**WRITTEN TASK:** Reproduce every line in the listing that contains the word "type".

**ENTRIES SHOWN:**
- - - - -

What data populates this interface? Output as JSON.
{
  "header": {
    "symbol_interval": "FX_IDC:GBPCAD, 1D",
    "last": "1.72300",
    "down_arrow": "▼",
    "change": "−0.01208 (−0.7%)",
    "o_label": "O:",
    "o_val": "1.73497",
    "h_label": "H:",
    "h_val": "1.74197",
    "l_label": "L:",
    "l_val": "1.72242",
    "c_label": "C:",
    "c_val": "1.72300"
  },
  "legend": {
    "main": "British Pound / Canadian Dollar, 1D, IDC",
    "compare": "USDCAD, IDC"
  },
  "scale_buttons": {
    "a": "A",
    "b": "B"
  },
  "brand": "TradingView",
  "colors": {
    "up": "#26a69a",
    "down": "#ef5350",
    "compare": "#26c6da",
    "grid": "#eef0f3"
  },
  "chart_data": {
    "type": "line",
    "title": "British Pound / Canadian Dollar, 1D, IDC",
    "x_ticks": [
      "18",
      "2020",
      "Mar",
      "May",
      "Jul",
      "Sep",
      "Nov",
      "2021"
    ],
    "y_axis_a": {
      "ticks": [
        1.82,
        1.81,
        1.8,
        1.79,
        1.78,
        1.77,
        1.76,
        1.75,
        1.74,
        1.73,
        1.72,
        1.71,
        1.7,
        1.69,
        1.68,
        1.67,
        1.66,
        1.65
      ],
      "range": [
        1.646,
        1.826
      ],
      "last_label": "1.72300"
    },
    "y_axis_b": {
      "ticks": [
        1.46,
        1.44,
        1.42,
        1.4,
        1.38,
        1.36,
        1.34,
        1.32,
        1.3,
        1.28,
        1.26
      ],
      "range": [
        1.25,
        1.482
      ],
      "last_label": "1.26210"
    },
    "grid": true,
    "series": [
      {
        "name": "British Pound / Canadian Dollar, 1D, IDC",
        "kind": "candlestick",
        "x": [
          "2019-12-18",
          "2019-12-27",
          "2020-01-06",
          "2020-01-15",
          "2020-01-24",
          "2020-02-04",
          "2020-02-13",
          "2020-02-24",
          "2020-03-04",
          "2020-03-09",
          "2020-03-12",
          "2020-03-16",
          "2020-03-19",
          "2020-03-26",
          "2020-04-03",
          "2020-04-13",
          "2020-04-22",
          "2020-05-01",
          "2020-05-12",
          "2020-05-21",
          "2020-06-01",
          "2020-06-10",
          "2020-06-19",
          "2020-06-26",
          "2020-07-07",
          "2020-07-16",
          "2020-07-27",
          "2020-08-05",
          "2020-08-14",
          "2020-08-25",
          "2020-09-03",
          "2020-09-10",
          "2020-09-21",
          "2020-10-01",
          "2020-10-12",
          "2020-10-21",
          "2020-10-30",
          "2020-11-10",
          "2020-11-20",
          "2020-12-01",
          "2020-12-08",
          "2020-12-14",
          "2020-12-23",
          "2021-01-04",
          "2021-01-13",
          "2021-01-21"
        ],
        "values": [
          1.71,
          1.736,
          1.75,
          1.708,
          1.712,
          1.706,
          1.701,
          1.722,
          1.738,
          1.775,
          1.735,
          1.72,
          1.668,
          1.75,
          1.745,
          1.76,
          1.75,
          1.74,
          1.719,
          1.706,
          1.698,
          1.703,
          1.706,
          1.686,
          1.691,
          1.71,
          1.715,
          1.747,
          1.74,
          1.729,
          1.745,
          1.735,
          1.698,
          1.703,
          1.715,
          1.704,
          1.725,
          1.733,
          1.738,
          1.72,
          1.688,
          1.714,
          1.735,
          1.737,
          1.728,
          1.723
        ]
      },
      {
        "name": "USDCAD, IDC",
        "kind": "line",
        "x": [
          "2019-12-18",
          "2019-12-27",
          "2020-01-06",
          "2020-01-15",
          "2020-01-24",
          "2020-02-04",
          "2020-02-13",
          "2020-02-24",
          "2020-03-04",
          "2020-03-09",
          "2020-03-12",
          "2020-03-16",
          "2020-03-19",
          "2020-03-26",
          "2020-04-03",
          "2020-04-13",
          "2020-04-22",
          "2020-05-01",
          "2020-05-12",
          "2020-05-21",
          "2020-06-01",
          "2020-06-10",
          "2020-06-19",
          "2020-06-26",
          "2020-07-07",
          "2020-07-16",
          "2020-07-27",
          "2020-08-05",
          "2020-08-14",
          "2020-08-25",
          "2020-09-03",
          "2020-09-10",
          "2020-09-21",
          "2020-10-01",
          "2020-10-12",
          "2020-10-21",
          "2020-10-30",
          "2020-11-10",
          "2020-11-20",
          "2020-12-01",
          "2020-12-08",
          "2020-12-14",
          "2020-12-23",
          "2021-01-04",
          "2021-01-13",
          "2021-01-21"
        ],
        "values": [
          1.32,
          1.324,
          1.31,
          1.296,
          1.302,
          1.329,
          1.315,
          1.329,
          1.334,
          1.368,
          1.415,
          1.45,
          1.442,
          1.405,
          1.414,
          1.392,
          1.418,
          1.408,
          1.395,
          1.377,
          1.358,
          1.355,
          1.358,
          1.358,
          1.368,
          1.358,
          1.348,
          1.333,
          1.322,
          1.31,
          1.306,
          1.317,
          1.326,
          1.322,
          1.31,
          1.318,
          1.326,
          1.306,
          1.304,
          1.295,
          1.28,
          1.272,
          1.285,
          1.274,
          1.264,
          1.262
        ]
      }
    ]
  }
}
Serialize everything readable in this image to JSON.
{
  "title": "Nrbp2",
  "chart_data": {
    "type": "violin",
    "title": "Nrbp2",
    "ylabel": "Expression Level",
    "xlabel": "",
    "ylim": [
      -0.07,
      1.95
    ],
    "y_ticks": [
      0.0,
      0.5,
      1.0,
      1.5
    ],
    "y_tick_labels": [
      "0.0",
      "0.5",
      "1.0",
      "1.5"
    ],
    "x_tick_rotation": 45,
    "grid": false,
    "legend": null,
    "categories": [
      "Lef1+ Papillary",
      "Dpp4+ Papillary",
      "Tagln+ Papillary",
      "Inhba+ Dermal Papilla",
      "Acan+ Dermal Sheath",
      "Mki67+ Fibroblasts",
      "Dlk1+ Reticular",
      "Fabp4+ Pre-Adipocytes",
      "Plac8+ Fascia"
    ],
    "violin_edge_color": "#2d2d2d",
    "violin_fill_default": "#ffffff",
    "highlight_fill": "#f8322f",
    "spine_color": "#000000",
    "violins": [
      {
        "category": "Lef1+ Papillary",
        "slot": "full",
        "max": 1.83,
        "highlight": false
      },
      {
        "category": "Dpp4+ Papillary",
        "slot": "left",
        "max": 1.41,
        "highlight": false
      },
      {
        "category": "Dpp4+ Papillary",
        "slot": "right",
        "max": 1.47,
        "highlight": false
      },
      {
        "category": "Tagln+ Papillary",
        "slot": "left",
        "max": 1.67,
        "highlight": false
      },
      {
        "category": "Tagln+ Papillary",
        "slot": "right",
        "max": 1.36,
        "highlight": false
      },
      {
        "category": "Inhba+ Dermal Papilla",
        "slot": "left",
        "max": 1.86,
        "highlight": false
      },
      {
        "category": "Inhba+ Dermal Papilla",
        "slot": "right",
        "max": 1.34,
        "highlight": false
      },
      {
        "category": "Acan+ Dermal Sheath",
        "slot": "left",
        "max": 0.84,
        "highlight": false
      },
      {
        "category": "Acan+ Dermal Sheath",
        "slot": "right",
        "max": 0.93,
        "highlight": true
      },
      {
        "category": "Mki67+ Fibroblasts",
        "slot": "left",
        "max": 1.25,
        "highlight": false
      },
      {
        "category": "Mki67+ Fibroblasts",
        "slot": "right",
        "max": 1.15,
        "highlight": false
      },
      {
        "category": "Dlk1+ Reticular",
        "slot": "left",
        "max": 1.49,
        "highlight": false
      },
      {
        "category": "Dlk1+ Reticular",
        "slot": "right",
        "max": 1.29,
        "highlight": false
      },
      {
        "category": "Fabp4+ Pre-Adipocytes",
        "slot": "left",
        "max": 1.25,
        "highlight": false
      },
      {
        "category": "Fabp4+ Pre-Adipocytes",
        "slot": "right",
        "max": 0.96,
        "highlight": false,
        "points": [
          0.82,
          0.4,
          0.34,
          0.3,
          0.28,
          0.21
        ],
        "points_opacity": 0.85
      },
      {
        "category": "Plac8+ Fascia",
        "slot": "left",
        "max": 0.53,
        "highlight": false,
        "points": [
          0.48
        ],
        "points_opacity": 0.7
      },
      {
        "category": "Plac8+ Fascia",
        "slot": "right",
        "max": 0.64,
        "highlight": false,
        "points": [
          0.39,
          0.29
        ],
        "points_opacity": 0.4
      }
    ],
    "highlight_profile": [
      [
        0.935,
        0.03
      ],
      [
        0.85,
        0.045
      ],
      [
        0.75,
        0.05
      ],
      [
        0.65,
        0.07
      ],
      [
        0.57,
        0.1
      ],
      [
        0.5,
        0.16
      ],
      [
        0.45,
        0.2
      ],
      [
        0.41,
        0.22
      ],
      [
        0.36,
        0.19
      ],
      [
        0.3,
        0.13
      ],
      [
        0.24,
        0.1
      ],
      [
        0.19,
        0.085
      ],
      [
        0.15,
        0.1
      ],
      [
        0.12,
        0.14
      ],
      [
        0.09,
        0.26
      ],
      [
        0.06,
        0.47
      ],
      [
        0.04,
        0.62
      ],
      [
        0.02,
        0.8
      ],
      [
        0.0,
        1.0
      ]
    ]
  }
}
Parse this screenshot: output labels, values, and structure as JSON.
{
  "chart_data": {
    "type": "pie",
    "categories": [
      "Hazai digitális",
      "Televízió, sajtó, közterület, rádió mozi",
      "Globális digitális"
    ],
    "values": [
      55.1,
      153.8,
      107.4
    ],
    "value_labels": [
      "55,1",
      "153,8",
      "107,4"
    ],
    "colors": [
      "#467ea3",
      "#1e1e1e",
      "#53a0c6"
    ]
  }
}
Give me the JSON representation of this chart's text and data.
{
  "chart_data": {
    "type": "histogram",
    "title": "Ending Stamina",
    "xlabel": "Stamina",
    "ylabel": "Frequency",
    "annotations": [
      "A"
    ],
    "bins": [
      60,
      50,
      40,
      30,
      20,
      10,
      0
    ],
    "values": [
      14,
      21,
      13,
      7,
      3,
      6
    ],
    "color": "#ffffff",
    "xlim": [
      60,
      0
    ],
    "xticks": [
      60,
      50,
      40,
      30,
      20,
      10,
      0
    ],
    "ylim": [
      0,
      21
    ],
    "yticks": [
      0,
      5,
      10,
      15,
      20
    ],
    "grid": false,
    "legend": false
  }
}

- - - - -

**ANSWER TO THIS PROBLEM:**
    "type": "line",
    "type": "violin",
    "type": "pie",
    "type": "histogram",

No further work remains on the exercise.